Figure content listings
○ ○ ○
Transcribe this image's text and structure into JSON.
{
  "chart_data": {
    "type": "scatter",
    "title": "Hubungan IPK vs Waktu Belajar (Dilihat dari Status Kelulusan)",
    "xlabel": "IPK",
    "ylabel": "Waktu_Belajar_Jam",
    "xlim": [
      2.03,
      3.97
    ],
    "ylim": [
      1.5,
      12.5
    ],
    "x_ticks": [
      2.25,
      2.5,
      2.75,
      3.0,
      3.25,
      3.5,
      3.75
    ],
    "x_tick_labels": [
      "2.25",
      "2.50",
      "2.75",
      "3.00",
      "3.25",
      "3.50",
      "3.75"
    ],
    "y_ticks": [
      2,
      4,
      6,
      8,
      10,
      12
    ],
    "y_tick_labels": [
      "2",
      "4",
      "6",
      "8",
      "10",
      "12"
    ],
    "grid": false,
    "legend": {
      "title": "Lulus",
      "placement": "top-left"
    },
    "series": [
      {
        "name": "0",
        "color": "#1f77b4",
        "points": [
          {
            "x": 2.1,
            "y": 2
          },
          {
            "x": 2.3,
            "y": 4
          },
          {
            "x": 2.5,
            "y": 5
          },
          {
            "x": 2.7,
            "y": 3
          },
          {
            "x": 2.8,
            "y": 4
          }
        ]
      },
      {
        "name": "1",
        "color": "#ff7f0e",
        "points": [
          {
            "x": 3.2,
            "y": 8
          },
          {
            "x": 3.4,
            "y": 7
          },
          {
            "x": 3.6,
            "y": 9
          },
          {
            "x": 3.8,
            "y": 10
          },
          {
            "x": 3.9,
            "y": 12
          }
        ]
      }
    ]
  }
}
○ ○ ○
Return every entry exactly as given.

» **Response to this task**:
Transcribe this image's text and structure into JSON.
{
  "chart_data": {
    "type": "scatter",
    "title": "Hubungan IPK vs Waktu Belajar (Dilihat dari Status Kelulusan)",
    "xlabel": "IPK",
    "ylabel": "Waktu_Belajar_Jam",
    "xlim": [
      2.03,
      3.97
    ],
    "ylim": [
      1.5,
      12.5
    ],
    "x_ticks": [
      2.25,
      2.5,
      2.75,
      3.0,
      3.25,
      3.5,
      3.75
    ],
    "x_tick_labels": [
      "2.25",
      "2.50",
      "2.75",
      "3.00",
      "3.25",
      "3.50",
      "3.75"
    ],
    "y_ticks": [
      2,
      4,
      6,
      8,
      10,
      12
    ],
    "y_tick_labels": [
      "2",
      "4",
      "6",
      "8",
      "10",
      "12"
    ],
    "grid": false,
    "legend": {
      "title": "Lulus",
      "placement": "top-left"
    },
    "series": [
      {
        "name": "0",
        "color": "#1f77b4",
        "points": [
          {
            "x": 2.1,
            "y": 2
          },
          {
            "x": 2.3,
            "y": 4
          },
          {
            "x": 2.5,
            "y": 5
          },
          {
            "x": 2.7,
            "y": 3
          },
          {
            "x": 2.8,
            "y": 4
          }
        ]
      },
      {
        "name": "1",
        "color": "#ff7f0e",
        "points": [
          {
            "x": 3.2,
            "y": 8
          },
          {
            "x": 3.4,
            "y": 7
          },
          {
            "x": 3.6,
            "y": 9
          },
          {
            "x": 3.8,
            "y": 10
          },
          {
            "x": 3.9,
            "y": 12
          }
        ]
      }
    ]
  }
}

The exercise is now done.